▶ **Challenge**: Using the listing below, copy every line that mentions "лекарственных".

▶ **Entries provided**:
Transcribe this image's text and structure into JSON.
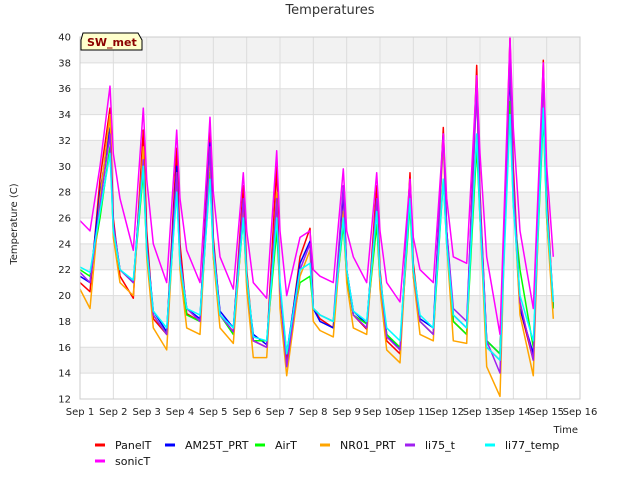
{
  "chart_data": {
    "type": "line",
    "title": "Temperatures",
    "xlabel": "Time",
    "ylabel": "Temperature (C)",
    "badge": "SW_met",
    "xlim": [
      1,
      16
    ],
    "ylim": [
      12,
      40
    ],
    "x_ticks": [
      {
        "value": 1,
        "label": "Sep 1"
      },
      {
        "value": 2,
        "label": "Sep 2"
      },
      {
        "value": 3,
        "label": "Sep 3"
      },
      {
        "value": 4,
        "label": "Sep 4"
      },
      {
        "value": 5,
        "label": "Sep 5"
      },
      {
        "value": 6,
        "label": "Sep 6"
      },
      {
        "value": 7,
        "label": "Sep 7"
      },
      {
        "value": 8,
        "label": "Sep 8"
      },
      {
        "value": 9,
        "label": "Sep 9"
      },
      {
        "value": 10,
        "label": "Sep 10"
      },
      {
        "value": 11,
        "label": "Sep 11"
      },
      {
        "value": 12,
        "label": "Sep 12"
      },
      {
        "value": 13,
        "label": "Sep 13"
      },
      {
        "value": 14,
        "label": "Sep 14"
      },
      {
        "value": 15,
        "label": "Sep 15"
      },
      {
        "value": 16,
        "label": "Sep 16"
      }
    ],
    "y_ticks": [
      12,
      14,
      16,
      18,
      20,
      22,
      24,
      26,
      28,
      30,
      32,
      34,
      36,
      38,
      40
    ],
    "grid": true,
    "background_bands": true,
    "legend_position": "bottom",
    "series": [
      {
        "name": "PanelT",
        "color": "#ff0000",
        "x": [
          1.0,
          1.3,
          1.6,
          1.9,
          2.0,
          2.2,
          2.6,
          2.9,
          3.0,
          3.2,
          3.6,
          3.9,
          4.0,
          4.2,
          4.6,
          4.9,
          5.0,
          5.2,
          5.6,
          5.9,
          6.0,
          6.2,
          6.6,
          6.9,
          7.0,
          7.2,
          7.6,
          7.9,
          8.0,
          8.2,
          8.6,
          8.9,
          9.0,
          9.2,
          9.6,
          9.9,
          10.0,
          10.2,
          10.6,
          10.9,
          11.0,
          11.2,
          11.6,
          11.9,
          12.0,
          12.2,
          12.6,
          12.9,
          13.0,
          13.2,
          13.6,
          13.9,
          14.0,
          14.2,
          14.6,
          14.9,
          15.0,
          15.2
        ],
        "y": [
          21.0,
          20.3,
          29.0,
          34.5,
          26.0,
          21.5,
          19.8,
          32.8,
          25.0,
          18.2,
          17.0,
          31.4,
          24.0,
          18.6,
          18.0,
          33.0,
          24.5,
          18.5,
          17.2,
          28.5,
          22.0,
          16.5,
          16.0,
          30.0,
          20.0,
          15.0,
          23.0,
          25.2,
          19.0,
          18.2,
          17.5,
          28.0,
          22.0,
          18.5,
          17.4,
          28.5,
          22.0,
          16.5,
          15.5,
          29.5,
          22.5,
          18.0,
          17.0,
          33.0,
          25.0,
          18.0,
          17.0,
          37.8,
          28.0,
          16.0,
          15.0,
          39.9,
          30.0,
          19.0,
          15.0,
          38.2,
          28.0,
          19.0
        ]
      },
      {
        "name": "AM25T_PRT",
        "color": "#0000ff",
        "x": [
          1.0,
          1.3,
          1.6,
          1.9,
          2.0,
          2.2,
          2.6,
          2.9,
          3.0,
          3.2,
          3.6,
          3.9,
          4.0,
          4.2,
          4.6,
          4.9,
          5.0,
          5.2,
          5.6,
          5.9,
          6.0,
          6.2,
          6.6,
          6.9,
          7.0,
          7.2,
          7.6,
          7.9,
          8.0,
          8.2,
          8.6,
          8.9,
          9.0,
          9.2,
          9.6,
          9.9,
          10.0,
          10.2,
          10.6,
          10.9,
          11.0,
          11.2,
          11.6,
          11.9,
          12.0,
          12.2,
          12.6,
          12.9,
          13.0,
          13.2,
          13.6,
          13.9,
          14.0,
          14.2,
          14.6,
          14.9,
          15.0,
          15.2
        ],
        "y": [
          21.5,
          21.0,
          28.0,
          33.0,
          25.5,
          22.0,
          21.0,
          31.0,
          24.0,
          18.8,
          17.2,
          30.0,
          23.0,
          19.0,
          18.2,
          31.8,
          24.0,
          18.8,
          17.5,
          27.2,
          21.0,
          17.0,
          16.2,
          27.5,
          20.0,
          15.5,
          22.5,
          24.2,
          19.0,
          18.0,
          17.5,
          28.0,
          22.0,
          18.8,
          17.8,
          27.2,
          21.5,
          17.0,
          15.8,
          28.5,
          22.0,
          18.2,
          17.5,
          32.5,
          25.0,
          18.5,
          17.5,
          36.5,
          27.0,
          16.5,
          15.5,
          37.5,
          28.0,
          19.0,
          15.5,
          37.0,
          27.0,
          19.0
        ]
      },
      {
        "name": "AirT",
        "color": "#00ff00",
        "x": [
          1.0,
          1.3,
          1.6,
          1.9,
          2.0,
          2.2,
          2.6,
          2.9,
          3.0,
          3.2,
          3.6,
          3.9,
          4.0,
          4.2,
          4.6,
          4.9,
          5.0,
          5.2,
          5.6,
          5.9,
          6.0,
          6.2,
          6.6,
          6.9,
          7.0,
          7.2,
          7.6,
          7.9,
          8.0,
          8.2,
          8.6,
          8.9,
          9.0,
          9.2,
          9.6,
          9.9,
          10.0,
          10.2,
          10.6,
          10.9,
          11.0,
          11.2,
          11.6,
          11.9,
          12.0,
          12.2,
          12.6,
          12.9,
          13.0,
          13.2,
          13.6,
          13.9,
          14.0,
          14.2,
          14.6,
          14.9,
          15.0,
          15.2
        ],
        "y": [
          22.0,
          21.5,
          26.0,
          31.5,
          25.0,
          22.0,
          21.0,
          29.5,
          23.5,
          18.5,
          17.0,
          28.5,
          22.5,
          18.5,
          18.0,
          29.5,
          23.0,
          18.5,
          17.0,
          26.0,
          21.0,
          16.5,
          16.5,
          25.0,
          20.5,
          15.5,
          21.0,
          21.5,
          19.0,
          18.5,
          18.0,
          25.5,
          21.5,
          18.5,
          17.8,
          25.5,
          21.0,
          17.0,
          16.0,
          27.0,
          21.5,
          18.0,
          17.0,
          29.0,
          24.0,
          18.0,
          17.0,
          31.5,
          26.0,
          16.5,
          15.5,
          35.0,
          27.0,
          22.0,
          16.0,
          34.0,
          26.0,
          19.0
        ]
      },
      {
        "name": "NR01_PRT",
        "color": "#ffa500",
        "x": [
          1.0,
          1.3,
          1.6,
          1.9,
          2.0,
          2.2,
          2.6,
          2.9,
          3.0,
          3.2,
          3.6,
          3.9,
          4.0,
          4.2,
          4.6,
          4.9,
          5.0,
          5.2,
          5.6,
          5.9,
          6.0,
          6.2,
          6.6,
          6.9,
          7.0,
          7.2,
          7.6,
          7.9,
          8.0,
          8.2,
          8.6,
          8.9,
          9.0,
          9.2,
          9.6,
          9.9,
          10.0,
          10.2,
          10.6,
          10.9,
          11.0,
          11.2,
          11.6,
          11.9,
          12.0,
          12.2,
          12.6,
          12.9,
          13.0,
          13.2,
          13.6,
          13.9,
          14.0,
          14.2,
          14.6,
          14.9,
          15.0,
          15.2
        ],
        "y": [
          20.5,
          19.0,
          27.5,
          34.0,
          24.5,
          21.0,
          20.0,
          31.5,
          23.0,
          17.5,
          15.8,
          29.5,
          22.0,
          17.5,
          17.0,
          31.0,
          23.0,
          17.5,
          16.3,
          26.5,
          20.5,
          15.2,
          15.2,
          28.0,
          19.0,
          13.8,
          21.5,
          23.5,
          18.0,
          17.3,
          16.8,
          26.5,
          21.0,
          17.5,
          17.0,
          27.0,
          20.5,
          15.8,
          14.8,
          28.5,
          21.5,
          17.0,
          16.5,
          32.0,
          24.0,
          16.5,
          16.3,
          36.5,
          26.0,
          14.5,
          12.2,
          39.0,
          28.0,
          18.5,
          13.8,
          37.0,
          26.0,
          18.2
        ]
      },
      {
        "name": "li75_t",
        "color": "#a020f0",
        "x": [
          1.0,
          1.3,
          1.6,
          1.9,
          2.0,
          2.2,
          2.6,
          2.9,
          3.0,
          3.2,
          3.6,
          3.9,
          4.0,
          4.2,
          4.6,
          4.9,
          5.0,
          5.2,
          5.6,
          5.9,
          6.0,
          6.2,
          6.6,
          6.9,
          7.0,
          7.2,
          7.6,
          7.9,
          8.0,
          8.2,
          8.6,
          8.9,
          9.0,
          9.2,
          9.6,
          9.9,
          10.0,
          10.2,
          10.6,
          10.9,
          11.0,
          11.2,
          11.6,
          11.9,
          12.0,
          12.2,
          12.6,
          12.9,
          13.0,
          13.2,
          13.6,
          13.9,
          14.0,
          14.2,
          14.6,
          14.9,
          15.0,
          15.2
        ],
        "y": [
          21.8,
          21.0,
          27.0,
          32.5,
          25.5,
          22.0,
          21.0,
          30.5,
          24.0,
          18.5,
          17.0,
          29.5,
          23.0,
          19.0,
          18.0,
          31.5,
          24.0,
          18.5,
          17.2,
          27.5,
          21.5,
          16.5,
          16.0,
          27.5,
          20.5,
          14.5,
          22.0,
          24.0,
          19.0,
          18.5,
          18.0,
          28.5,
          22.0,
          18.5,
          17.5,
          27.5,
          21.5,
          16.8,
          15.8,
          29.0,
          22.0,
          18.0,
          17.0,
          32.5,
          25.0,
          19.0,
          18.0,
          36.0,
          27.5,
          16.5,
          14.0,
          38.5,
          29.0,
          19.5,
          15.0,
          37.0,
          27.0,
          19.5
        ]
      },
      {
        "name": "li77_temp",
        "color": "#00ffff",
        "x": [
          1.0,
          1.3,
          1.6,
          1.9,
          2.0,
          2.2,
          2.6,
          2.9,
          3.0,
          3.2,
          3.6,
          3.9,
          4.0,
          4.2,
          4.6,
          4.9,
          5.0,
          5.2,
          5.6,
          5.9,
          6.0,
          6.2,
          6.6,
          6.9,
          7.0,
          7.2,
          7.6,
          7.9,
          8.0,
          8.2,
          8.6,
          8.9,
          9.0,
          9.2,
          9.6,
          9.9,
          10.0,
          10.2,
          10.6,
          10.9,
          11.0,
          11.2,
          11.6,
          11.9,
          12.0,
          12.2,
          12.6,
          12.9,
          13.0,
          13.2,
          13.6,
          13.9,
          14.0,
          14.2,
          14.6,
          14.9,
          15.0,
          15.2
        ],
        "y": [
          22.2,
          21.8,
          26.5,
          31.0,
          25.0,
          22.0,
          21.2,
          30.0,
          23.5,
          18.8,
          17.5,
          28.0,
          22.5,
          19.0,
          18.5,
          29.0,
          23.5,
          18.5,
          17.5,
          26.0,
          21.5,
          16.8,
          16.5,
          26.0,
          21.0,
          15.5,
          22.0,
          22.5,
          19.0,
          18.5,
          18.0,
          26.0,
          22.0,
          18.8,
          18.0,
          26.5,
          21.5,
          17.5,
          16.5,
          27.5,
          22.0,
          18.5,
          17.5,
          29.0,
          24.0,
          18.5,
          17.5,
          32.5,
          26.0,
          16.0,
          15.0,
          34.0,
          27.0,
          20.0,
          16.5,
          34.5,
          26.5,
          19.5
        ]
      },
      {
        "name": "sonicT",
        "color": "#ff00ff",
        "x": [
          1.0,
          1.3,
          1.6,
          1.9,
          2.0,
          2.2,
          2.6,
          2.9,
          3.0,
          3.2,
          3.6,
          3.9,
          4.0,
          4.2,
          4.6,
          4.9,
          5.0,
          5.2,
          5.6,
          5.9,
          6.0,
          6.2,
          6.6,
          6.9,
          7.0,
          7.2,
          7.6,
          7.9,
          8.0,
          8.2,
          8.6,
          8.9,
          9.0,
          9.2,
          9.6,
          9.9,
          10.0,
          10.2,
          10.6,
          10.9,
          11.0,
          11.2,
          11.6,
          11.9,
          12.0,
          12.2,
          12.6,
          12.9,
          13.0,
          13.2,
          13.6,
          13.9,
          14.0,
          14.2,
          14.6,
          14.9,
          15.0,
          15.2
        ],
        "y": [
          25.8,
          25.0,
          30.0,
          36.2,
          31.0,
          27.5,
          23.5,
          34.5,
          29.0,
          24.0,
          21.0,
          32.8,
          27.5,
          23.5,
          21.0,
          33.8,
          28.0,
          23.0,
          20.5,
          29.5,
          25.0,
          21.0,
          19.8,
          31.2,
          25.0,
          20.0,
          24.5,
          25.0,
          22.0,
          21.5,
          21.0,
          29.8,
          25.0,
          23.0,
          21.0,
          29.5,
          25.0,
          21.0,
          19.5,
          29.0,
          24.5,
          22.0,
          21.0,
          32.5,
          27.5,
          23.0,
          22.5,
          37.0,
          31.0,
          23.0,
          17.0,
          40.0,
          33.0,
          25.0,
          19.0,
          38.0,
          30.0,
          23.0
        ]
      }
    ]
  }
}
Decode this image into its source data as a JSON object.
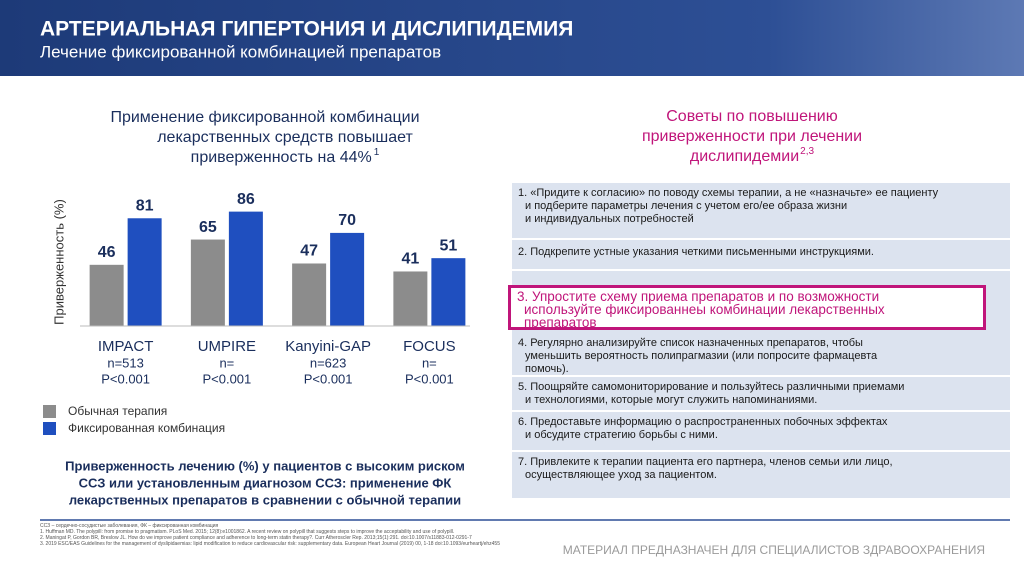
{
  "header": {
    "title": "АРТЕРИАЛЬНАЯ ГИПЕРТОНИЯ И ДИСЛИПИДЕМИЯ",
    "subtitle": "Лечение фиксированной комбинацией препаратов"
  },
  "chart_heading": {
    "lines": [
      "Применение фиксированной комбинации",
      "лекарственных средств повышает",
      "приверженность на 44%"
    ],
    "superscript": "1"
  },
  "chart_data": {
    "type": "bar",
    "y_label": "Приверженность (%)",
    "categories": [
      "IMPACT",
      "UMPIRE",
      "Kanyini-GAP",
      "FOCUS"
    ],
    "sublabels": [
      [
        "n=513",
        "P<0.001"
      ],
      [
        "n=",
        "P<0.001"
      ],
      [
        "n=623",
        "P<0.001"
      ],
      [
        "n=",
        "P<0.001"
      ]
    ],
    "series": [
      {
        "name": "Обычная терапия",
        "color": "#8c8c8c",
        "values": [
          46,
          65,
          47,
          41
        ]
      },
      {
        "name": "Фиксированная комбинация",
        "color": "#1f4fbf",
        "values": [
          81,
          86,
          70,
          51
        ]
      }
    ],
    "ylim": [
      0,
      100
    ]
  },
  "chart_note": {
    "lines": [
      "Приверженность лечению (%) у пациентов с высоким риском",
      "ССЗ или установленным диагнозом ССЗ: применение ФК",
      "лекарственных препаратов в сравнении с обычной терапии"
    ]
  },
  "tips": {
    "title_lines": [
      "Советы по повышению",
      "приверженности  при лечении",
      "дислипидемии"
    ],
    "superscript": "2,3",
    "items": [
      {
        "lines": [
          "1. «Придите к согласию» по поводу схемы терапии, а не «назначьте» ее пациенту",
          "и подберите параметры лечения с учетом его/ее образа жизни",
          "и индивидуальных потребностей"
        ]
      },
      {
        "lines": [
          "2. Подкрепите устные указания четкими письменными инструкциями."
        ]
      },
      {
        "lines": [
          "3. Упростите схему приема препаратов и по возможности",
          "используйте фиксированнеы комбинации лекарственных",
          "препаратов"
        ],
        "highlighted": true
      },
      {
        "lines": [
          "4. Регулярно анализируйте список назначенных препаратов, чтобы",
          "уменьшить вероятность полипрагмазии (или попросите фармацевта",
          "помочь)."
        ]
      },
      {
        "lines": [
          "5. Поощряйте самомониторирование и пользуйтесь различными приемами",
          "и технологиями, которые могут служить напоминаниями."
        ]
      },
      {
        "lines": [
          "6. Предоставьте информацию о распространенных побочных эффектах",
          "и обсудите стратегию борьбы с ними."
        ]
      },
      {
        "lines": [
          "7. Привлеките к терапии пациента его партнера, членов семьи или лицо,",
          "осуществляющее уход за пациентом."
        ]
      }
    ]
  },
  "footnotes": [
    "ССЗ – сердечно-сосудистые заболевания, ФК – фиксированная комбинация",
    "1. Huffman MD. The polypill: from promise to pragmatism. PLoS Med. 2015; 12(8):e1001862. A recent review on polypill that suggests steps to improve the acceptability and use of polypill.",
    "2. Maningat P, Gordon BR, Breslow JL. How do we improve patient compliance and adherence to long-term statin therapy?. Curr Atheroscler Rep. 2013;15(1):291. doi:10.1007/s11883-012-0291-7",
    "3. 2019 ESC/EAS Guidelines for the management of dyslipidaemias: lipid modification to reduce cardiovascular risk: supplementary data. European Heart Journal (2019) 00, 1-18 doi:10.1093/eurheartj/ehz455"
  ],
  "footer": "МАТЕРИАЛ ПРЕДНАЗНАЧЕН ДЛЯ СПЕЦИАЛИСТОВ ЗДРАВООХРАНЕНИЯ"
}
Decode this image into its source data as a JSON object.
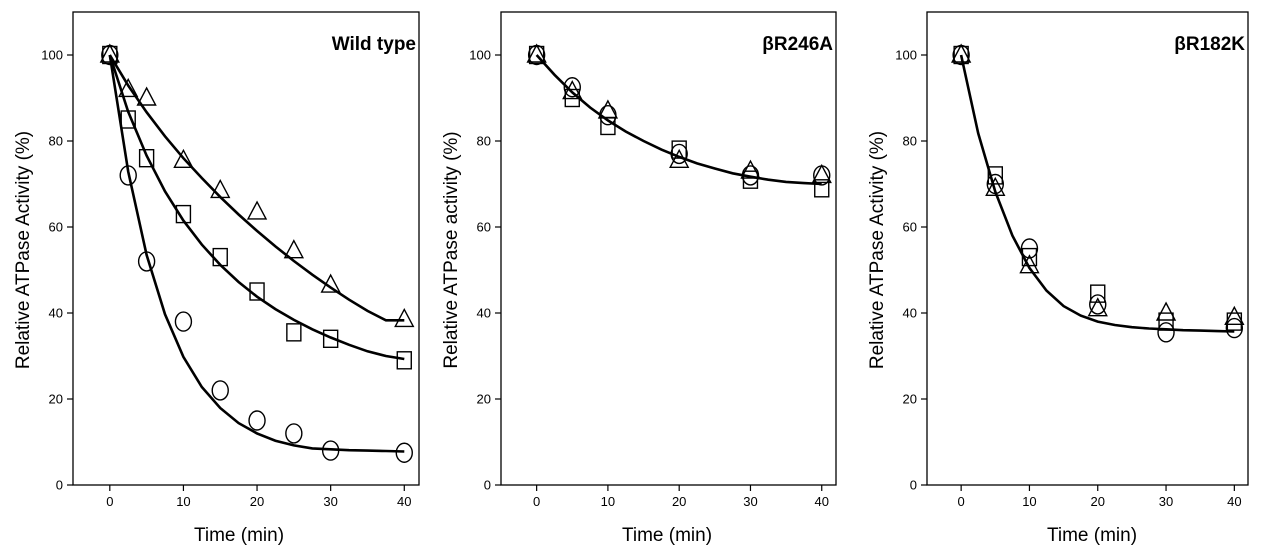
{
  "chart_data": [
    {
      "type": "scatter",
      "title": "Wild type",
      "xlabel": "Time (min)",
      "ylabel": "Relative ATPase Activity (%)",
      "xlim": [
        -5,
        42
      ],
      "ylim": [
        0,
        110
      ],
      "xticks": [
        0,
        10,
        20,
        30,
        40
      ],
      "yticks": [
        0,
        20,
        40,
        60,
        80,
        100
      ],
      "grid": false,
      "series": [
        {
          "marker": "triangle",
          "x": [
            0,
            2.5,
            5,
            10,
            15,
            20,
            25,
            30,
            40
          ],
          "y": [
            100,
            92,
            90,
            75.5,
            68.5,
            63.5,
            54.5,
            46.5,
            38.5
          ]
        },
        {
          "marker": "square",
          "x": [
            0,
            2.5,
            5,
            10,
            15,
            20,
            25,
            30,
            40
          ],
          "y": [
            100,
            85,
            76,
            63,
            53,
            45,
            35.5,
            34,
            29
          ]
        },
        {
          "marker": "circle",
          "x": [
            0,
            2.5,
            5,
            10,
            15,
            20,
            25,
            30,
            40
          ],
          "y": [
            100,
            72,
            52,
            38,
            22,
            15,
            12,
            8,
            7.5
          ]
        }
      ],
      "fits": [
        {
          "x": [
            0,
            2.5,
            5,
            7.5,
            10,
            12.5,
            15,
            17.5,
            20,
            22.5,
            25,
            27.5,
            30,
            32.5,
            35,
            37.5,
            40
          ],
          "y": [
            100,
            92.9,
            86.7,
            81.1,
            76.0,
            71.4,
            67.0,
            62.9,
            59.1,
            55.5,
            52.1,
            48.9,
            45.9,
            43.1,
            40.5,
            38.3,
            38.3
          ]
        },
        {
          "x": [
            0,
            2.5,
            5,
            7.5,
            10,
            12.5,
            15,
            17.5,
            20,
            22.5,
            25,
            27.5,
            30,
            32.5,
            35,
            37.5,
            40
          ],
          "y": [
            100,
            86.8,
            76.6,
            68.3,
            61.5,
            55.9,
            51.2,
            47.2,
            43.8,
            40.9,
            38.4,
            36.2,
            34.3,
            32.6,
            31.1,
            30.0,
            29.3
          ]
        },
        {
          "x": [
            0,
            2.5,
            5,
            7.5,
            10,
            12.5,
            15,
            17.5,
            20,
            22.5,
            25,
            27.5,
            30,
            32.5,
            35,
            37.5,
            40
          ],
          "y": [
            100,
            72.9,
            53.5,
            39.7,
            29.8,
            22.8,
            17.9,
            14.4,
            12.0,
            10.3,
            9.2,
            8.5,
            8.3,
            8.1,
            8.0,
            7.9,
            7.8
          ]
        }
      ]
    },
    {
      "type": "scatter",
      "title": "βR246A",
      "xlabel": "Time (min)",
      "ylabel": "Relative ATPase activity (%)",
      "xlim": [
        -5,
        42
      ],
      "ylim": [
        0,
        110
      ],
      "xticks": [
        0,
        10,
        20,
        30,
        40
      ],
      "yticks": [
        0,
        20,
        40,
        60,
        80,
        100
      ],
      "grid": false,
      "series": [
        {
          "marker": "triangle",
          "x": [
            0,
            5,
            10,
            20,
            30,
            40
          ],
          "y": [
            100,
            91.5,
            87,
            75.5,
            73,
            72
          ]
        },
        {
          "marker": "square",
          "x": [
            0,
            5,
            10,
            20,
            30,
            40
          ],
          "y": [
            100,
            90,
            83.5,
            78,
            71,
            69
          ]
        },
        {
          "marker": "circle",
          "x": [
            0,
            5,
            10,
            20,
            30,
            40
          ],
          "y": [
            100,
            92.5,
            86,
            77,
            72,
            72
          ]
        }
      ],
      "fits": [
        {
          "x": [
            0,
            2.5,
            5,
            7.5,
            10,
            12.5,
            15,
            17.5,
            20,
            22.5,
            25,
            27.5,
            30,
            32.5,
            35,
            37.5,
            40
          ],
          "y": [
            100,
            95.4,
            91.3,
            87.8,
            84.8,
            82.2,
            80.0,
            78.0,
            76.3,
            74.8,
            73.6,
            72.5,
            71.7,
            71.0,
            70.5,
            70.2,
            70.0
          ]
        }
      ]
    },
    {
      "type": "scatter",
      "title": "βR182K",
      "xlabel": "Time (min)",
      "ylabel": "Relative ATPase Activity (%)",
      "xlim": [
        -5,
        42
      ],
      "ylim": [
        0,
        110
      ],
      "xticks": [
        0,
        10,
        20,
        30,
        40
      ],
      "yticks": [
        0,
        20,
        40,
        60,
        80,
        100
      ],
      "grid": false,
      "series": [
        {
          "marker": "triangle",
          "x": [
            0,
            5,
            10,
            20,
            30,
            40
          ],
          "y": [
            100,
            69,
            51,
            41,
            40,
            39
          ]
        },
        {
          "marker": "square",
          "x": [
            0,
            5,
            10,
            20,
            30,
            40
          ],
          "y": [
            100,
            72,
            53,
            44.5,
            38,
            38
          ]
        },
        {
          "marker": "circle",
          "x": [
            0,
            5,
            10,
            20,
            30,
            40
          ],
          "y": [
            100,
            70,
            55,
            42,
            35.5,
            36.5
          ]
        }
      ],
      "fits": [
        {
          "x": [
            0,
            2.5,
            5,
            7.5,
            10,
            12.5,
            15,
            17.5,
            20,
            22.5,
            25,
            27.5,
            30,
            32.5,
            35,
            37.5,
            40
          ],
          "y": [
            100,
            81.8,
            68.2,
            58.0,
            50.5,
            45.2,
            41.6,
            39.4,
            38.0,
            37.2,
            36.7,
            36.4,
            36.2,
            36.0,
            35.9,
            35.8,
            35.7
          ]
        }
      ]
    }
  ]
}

▶ **Written solution**:
      "лекарственных средств повышает",
      "лекарственных препаратов в сравнении с обычной терапии"
          "используйте фиксированнеы комбинации лекарственных",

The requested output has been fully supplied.